§ **What the task requires**
Your task is to repeat all of the data exactly while excluding the pictures.

§ **Raw data**
:::

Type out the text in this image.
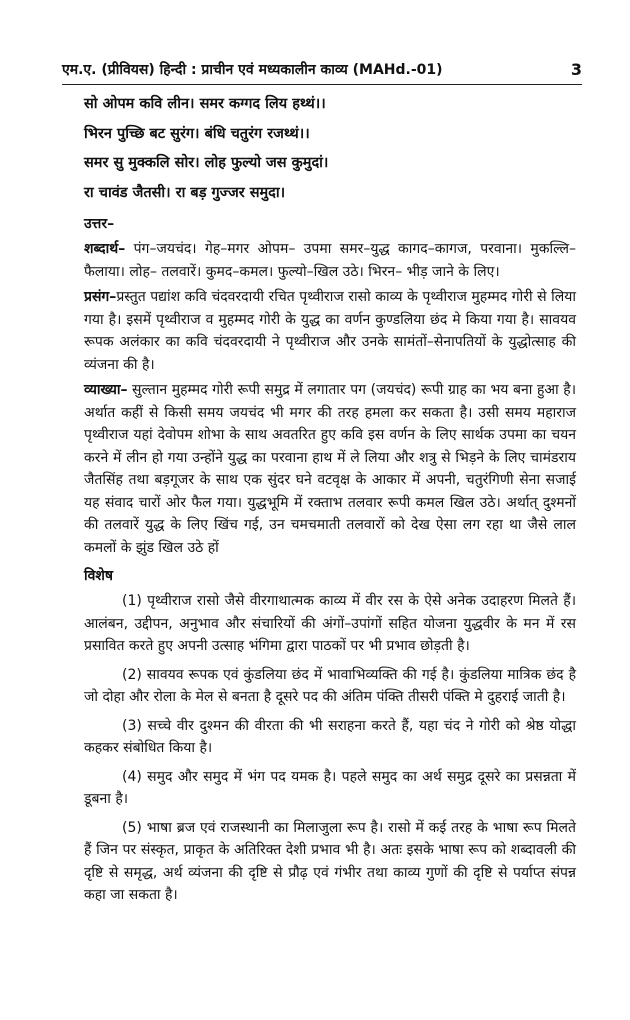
एम.ए. (प्रीवियस) हिन्दी : प्राचीन एवं मध्यकालीन काव्य (MAHd.-01)	3
सो ओपम कवि लीन। समर कग्गद लिय हथ्थं।।
भिरन पुच्छि बट सुरंग। बंधि चतुरंग रजथ्थं।।
समर सु मुक्कलि सोर। लोह फुल्यो जस कुमुदां।
रा चावंड जैतसी। रा बड़ गुज्जर समुदा।
उत्तर–

शब्दार्थ– पंग–जयचंद। गेह–मगर ओपम– उपमा समर–युद्ध कागद–कागज, परवाना। मुकल्लि– फैलाया। लोह– तलवारें। कुमद–कमल। फुल्यो–खिल उठे। भिरन– भीड़ जाने के लिए।

प्रसंग–प्रस्तुत पद्यांश कवि चंदवरदायी रचित पृथ्वीराज रासो काव्य के पृथ्वीराज मुहम्मद गोरी से लिया गया है। इसमें पृथ्वीराज व मुहम्मद गोरी के युद्ध का वर्णन कुण्डलिया छंद मे किया गया है। सावयव रूपक अलंकार का कवि चंदवरदायी ने पृथ्वीराज और उनके सामंतों–सेनापतियों के युद्धोत्साह की व्यंजना की है।

व्याख्या– सुल्तान मुहम्मद गोरी रूपी समुद्र में लगातार पग (जयचंद) रूपी ग्राह का भय बना हुआ है। अर्थात कहीं से किसी समय जयचंद भी मगर की तरह हमला कर सकता है। उसी समय महाराज पृथ्वीराज यहां देवोपम शोभा के साथ अवतरित हुए कवि इस वर्णन के लिए सार्थक उपमा का चयन करने में लीन हो गया उन्होंने युद्ध का परवाना हाथ में ले लिया और शत्रु से भिड़ने के लिए चामंडराय जैतसिंह तथा बड़गूजर के साथ एक सुंदर घने वटवृक्ष के आकार में अपनी, चतुरंगिणी सेना सजाई यह संवाद चारों ओर फैल गया। युद्धभूमि में रक्ताभ तलवार रूपी कमल खिल उठे। अर्थात् दुश्मनों की तलवारें युद्ध के लिए खिंच गई, उन चमचमाती तलवारों को देख ऐसा लग रहा था जैसे लाल कमलों के झुंड खिल उठे हों

विशेष

(1) पृथ्वीराज रासो जैसे वीरगाथात्मक काव्य में वीर रस के ऐसे अनेक उदाहरण मिलते हैं। आलंबन, उद्दीपन, अनुभाव और संचारियों की अंगों–उपांगों सहित योजना युद्धवीर के मन में रस प्रसावित करते हुए अपनी उत्साह भंगिमा द्वारा पाठकों पर भी प्रभाव छोड़ती है।

(2) सावयव रूपक एवं कुंडलिया छंद में भावाभिव्यक्ति की गई है। कुंडलिया मात्रिक छंद है जो दोहा और रोला के मेल से बनता है दूसरे पद की अंतिम पंक्ति तीसरी पंक्ति मे दुहराई जाती है।

(3) सच्चे वीर दुश्मन की वीरता की भी सराहना करते हैं, यहा चंद ने गोरी को श्रेष्ठ योद्धा कहकर संबोधित किया है।

(4) समुद और समुद में भंग पद यमक है। पहले समुद का अर्थ समुद्र दूसरे का प्रसन्नता में डूबना है।

(5) भाषा ब्रज एवं राजस्थानी का मिलाजुला रूप है। रासो में कई तरह के भाषा रूप मिलते हैं जिन पर संस्कृत, प्राकृत के अतिरिक्त देशी प्रभाव भी है। अतः इसके भाषा रूप को शब्दावली की दृष्टि से समृद्ध, अर्थ व्यंजना की दृष्टि से प्रौढ़ एवं गंभीर तथा काव्य गुणों की दृष्टि से पर्याप्त संपन्न कहा जा सकता है।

:::

§ **Correct response**
Type out the text in this image.
एम.ए. (प्रीवियस) हिन्दी : प्राचीन एवं मध्यकालीन काव्य (MAHd.-01)	3
सो ओपम कवि लीन। समर कग्गद लिय हथ्थं।।
भिरन पुच्छि बट सुरंग। बंधि चतुरंग रजथ्थं।।
समर सु मुक्कलि सोर। लोह फुल्यो जस कुमुदां।
रा चावंड जैतसी। रा बड़ गुज्जर समुदा।
उत्तर–

शब्दार्थ– पंग–जयचंद। गेह–मगर ओपम– उपमा समर–युद्ध कागद–कागज, परवाना। मुकल्लि– फैलाया। लोह– तलवारें। कुमद–कमल। फुल्यो–खिल उठे। भिरन– भीड़ जाने के लिए।

प्रसंग–प्रस्तुत पद्यांश कवि चंदवरदायी रचित पृथ्वीराज रासो काव्य के पृथ्वीराज मुहम्मद गोरी से लिया गया है। इसमें पृथ्वीराज व मुहम्मद गोरी के युद्ध का वर्णन कुण्डलिया छंद मे किया गया है। सावयव रूपक अलंकार का कवि चंदवरदायी ने पृथ्वीराज और उनके सामंतों–सेनापतियों के युद्धोत्साह की व्यंजना की है।

व्याख्या– सुल्तान मुहम्मद गोरी रूपी समुद्र में लगातार पग (जयचंद) रूपी ग्राह का भय बना हुआ है। अर्थात कहीं से किसी समय जयचंद भी मगर की तरह हमला कर सकता है। उसी समय महाराज पृथ्वीराज यहां देवोपम शोभा के साथ अवतरित हुए कवि इस वर्णन के लिए सार्थक उपमा का चयन करने में लीन हो गया उन्होंने युद्ध का परवाना हाथ में ले लिया और शत्रु से भिड़ने के लिए चामंडराय जैतसिंह तथा बड़गूजर के साथ एक सुंदर घने वटवृक्ष के आकार में अपनी, चतुरंगिणी सेना सजाई यह संवाद चारों ओर फैल गया। युद्धभूमि में रक्ताभ तलवार रूपी कमल खिल उठे। अर्थात् दुश्मनों की तलवारें युद्ध के लिए खिंच गई, उन चमचमाती तलवारों को देख ऐसा लग रहा था जैसे लाल कमलों के झुंड खिल उठे हों

विशेष

(1) पृथ्वीराज रासो जैसे वीरगाथात्मक काव्य में वीर रस के ऐसे अनेक उदाहरण मिलते हैं। आलंबन, उद्दीपन, अनुभाव और संचारियों की अंगों–उपांगों सहित योजना युद्धवीर के मन में रस प्रसावित करते हुए अपनी उत्साह भंगिमा द्वारा पाठकों पर भी प्रभाव छोड़ती है।

(2) सावयव रूपक एवं कुंडलिया छंद में भावाभिव्यक्ति की गई है। कुंडलिया मात्रिक छंद है जो दोहा और रोला के मेल से बनता है दूसरे पद की अंतिम पंक्ति तीसरी पंक्ति मे दुहराई जाती है।

(3) सच्चे वीर दुश्मन की वीरता की भी सराहना करते हैं, यहा चंद ने गोरी को श्रेष्ठ योद्धा कहकर संबोधित किया है।

(4) समुद और समुद में भंग पद यमक है। पहले समुद का अर्थ समुद्र दूसरे का प्रसन्नता में डूबना है।

(5) भाषा ब्रज एवं राजस्थानी का मिलाजुला रूप है। रासो में कई तरह के भाषा रूप मिलते हैं जिन पर संस्कृत, प्राकृत के अतिरिक्त देशी प्रभाव भी है। अतः इसके भाषा रूप को शब्दावली की दृष्टि से समृद्ध, अर्थ व्यंजना की दृष्टि से प्रौढ़ एवं गंभीर तथा काव्य गुणों की दृष्टि से पर्याप्त संपन्न कहा जा सकता है।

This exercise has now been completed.